- Goal of the exercise -
Transcribe every record that appears below, exactly and in full.

Stored dataset items:
....
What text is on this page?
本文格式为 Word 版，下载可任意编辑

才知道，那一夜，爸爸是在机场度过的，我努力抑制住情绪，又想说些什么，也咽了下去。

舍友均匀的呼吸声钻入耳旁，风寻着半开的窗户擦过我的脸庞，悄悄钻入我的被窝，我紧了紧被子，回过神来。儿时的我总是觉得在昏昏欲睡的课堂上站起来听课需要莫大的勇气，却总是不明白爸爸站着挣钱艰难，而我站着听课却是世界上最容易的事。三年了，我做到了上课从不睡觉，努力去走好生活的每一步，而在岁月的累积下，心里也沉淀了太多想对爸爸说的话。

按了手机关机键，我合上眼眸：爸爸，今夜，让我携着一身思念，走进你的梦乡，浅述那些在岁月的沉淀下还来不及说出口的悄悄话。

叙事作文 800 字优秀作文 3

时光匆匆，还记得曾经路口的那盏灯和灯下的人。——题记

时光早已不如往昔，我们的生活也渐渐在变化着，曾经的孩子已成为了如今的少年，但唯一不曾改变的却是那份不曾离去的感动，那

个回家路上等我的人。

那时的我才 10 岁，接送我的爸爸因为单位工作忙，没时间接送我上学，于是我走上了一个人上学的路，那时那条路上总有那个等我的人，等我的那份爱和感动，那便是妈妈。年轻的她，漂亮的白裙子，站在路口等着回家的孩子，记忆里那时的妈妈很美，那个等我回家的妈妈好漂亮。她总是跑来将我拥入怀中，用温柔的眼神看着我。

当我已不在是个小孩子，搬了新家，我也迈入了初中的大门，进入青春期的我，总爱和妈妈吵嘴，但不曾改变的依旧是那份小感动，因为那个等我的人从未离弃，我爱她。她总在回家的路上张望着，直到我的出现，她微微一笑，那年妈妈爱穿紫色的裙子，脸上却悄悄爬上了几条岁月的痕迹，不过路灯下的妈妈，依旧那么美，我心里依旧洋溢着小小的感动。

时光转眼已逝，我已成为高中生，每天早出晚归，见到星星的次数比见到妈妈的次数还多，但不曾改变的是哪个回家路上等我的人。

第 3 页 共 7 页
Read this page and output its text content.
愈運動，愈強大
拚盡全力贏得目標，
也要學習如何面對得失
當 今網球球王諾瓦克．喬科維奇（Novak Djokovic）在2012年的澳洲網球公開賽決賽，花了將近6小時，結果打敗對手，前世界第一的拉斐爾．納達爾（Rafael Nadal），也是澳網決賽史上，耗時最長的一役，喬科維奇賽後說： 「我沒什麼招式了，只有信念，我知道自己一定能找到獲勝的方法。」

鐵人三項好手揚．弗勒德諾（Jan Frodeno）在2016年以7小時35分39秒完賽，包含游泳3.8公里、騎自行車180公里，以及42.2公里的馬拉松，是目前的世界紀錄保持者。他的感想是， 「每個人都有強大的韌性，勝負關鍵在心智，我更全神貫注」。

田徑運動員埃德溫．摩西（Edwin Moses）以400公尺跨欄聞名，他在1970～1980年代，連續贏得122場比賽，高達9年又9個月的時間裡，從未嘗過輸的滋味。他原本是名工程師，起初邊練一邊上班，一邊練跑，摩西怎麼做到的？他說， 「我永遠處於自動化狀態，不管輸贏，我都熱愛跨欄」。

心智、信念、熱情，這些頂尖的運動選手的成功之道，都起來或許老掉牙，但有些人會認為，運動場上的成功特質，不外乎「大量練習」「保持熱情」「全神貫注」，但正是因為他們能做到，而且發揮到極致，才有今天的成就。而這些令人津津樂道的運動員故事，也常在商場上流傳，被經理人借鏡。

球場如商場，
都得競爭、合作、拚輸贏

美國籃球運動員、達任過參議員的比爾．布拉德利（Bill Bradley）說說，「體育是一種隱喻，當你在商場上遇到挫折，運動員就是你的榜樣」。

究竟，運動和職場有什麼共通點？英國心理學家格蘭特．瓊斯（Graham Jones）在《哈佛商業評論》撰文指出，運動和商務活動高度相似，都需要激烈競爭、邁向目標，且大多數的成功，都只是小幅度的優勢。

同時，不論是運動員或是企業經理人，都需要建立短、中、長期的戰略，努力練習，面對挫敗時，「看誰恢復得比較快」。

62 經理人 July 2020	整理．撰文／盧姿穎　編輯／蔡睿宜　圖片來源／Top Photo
....
- Exercise output -
What text is on this page?
本文格式为 Word 版，下载可任意编辑

才知道，那一夜，爸爸是在机场度过的，我努力抑制住情绪，又想说些什么，也咽了下去。

舍友均匀的呼吸声钻入耳旁，风寻着半开的窗户擦过我的脸庞，悄悄钻入我的被窝，我紧了紧被子，回过神来。儿时的我总是觉得在昏昏欲睡的课堂上站起来听课需要莫大的勇气，却总是不明白爸爸站着挣钱艰难，而我站着听课却是世界上最容易的事。三年了，我做到了上课从不睡觉，努力去走好生活的每一步，而在岁月的累积下，心里也沉淀了太多想对爸爸说的话。

按了手机关机键，我合上眼眸：爸爸，今夜，让我携着一身思念，走进你的梦乡，浅述那些在岁月的沉淀下还来不及说出口的悄悄话。

叙事作文 800 字优秀作文 3

时光匆匆，还记得曾经路口的那盏灯和灯下的人。——题记

时光早已不如往昔，我们的生活也渐渐在变化着，曾经的孩子已成为了如今的少年，但唯一不曾改变的却是那份不曾离去的感动，那

个回家路上等我的人。

那时的我才 10 岁，接送我的爸爸因为单位工作忙，没时间接送我上学，于是我走上了一个人上学的路，那时那条路上总有那个等我的人，等我的那份爱和感动，那便是妈妈。年轻的她，漂亮的白裙子，站在路口等着回家的孩子，记忆里那时的妈妈很美，那个等我回家的妈妈好漂亮。她总是跑来将我拥入怀中，用温柔的眼神看着我。

当我已不在是个小孩子，搬了新家，我也迈入了初中的大门，进入青春期的我，总爱和妈妈吵嘴，但不曾改变的依旧是那份小感动，因为那个等我的人从未离弃，我爱她。她总在回家的路上张望着，直到我的出现，她微微一笑，那年妈妈爱穿紫色的裙子，脸上却悄悄爬上了几条岁月的痕迹，不过路灯下的妈妈，依旧那么美，我心里依旧洋溢着小小的感动。

时光转眼已逝，我已成为高中生，每天早出晚归，见到星星的次数比见到妈妈的次数还多，但不曾改变的是哪个回家路上等我的人。

第 3 页 共 7 页
Read this page and output its text content.
愈運動，愈強大
拚盡全力贏得目標，
也要學習如何面對得失
當 今網球球王諾瓦克．喬科維奇（Novak Djokovic）在2012年的澳洲網球公開賽決賽，花了將近6小時，結果打敗對手，前世界第一的拉斐爾．納達爾（Rafael Nadal），也是澳網決賽史上，耗時最長的一役，喬科維奇賽後說： 「我沒什麼招式了，只有信念，我知道自己一定能找到獲勝的方法。」

鐵人三項好手揚．弗勒德諾（Jan Frodeno）在2016年以7小時35分39秒完賽，包含游泳3.8公里、騎自行車180公里，以及42.2公里的馬拉松，是目前的世界紀錄保持者。他的感想是， 「每個人都有強大的韌性，勝負關鍵在心智，我更全神貫注」。

田徑運動員埃德溫．摩西（Edwin Moses）以400公尺跨欄聞名，他在1970～1980年代，連續贏得122場比賽，高達9年又9個月的時間裡，從未嘗過輸的滋味。他原本是名工程師，起初邊練一邊上班，一邊練跑，摩西怎麼做到的？他說， 「我永遠處於自動化狀態，不管輸贏，我都熱愛跨欄」。

心智、信念、熱情，這些頂尖的運動選手的成功之道，都起來或許老掉牙，但有些人會認為，運動場上的成功特質，不外乎「大量練習」「保持熱情」「全神貫注」，但正是因為他們能做到，而且發揮到極致，才有今天的成就。而這些令人津津樂道的運動員故事，也常在商場上流傳，被經理人借鏡。

球場如商場，
都得競爭、合作、拚輸贏

美國籃球運動員、達任過參議員的比爾．布拉德利（Bill Bradley）說說，「體育是一種隱喻，當你在商場上遇到挫折，運動員就是你的榜樣」。

究竟，運動和職場有什麼共通點？英國心理學家格蘭特．瓊斯（Graham Jones）在《哈佛商業評論》撰文指出，運動和商務活動高度相似，都需要激烈競爭、邁向目標，且大多數的成功，都只是小幅度的優勢。

同時，不論是運動員或是企業經理人，都需要建立短、中、長期的戰略，努力練習，面對挫敗時，「看誰恢復得比較快」。

62 經理人 July 2020	整理．撰文／盧姿穎　編輯／蔡睿宜　圖片來源／Top Photo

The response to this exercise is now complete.